Material:

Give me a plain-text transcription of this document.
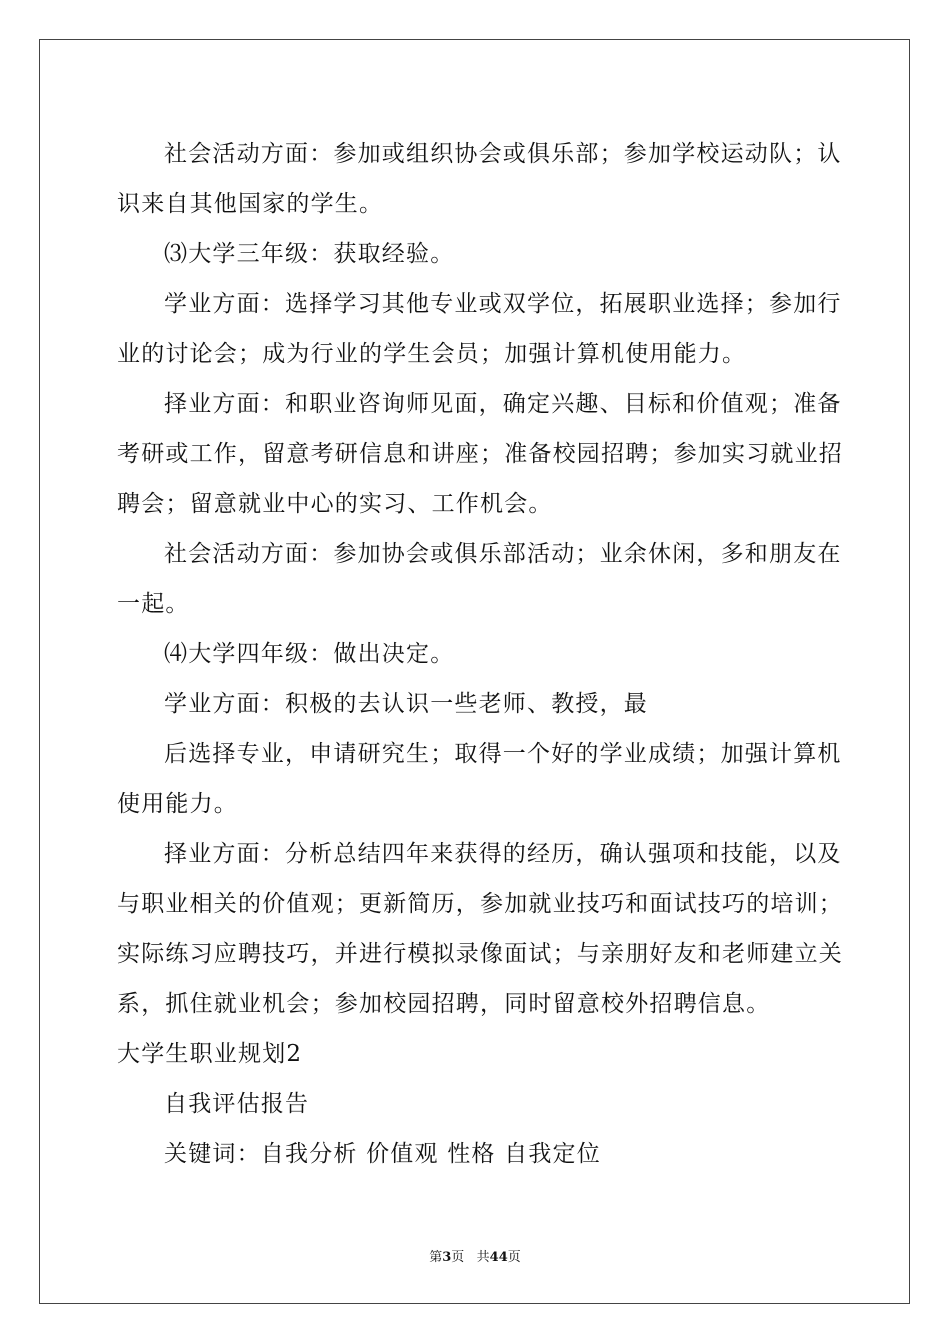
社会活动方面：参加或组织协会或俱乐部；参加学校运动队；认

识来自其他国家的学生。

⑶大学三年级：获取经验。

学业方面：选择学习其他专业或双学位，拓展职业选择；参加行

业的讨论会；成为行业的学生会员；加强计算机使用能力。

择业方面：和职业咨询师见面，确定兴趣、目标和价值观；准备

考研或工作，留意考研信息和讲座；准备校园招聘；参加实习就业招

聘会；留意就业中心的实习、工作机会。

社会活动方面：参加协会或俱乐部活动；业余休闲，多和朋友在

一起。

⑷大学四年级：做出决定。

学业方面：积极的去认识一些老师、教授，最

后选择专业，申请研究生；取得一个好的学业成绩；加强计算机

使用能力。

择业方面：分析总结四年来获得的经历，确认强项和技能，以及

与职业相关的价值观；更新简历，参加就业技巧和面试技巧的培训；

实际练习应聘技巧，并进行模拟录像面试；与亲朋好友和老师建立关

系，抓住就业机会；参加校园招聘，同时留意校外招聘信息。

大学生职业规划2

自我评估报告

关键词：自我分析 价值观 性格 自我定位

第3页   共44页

Task: Without the pictures, repeat all the records word for word.

Finished answer:
Give me a plain-text transcription of this document.
社会活动方面：参加或组织协会或俱乐部；参加学校运动队；认

识来自其他国家的学生。

⑶大学三年级：获取经验。

学业方面：选择学习其他专业或双学位，拓展职业选择；参加行

业的讨论会；成为行业的学生会员；加强计算机使用能力。

择业方面：和职业咨询师见面，确定兴趣、目标和价值观；准备

考研或工作，留意考研信息和讲座；准备校园招聘；参加实习就业招

聘会；留意就业中心的实习、工作机会。

社会活动方面：参加协会或俱乐部活动；业余休闲，多和朋友在

一起。

⑷大学四年级：做出决定。

学业方面：积极的去认识一些老师、教授，最

后选择专业，申请研究生；取得一个好的学业成绩；加强计算机

使用能力。

择业方面：分析总结四年来获得的经历，确认强项和技能，以及

与职业相关的价值观；更新简历，参加就业技巧和面试技巧的培训；

实际练习应聘技巧，并进行模拟录像面试；与亲朋好友和老师建立关

系，抓住就业机会；参加校园招聘，同时留意校外招聘信息。

大学生职业规划2

自我评估报告

关键词：自我分析 价值观 性格 自我定位

第3页   共44页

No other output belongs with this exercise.